• **Task brief**:
Quote all entries exactly, leaving pictures aside.

################

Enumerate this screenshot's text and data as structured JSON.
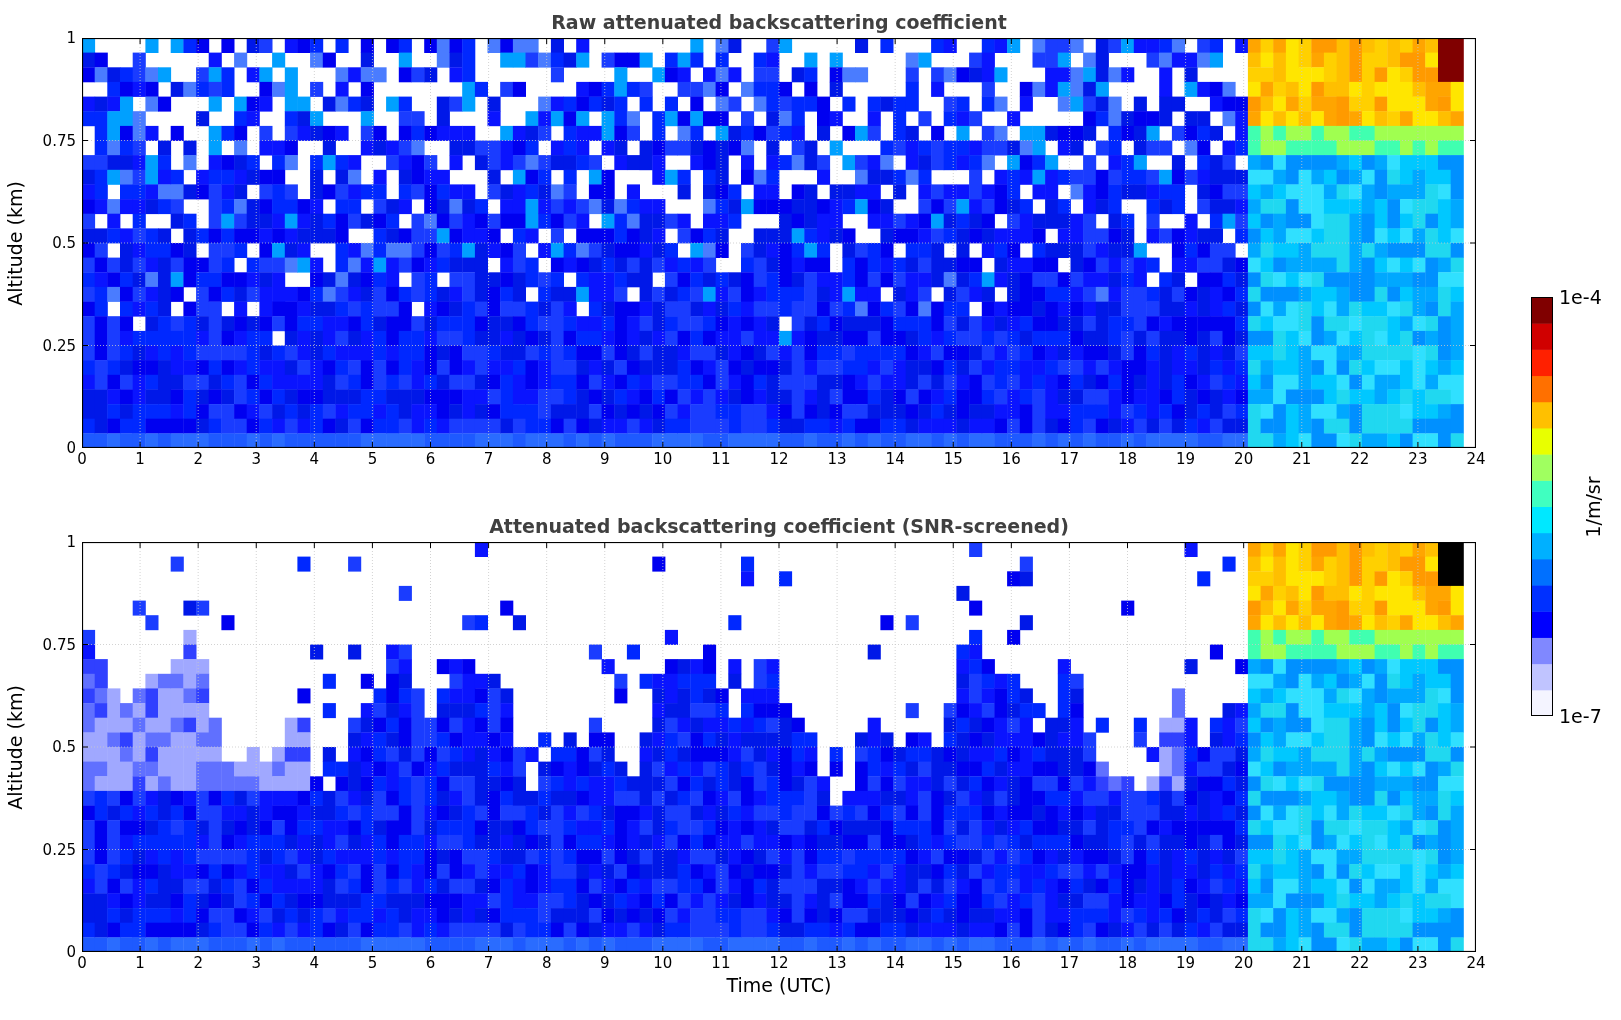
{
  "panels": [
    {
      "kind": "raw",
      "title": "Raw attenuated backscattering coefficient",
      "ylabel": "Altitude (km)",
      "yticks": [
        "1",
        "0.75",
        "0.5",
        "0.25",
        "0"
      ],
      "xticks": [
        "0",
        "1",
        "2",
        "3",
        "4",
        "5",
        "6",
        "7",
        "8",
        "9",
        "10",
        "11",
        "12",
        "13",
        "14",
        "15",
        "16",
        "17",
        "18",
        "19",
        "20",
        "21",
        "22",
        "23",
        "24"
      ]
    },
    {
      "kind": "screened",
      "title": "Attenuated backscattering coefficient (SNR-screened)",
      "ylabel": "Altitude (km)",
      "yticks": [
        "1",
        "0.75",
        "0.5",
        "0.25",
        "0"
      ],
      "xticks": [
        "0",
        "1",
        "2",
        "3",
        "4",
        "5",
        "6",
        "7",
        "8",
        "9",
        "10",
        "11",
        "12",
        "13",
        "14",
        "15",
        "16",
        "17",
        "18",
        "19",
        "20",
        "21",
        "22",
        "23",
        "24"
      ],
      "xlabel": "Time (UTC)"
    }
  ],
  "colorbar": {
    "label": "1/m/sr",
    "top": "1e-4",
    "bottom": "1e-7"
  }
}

################

• **Solution to this problem**:
Enumerate this screenshot's text and data as structured JSON.
{
  "panels": [
    {
      "kind": "raw",
      "title": "Raw attenuated backscattering coefficient",
      "ylabel": "Altitude (km)",
      "yticks": [
        "1",
        "0.75",
        "0.5",
        "0.25",
        "0"
      ],
      "xticks": [
        "0",
        "1",
        "2",
        "3",
        "4",
        "5",
        "6",
        "7",
        "8",
        "9",
        "10",
        "11",
        "12",
        "13",
        "14",
        "15",
        "16",
        "17",
        "18",
        "19",
        "20",
        "21",
        "22",
        "23",
        "24"
      ]
    },
    {
      "kind": "screened",
      "title": "Attenuated backscattering coefficient (SNR-screened)",
      "ylabel": "Altitude (km)",
      "yticks": [
        "1",
        "0.75",
        "0.5",
        "0.25",
        "0"
      ],
      "xticks": [
        "0",
        "1",
        "2",
        "3",
        "4",
        "5",
        "6",
        "7",
        "8",
        "9",
        "10",
        "11",
        "12",
        "13",
        "14",
        "15",
        "16",
        "17",
        "18",
        "19",
        "20",
        "21",
        "22",
        "23",
        "24"
      ],
      "xlabel": "Time (UTC)"
    }
  ],
  "colorbar": {
    "label": "1/m/sr",
    "top": "1e-4",
    "bottom": "1e-7"
  }
}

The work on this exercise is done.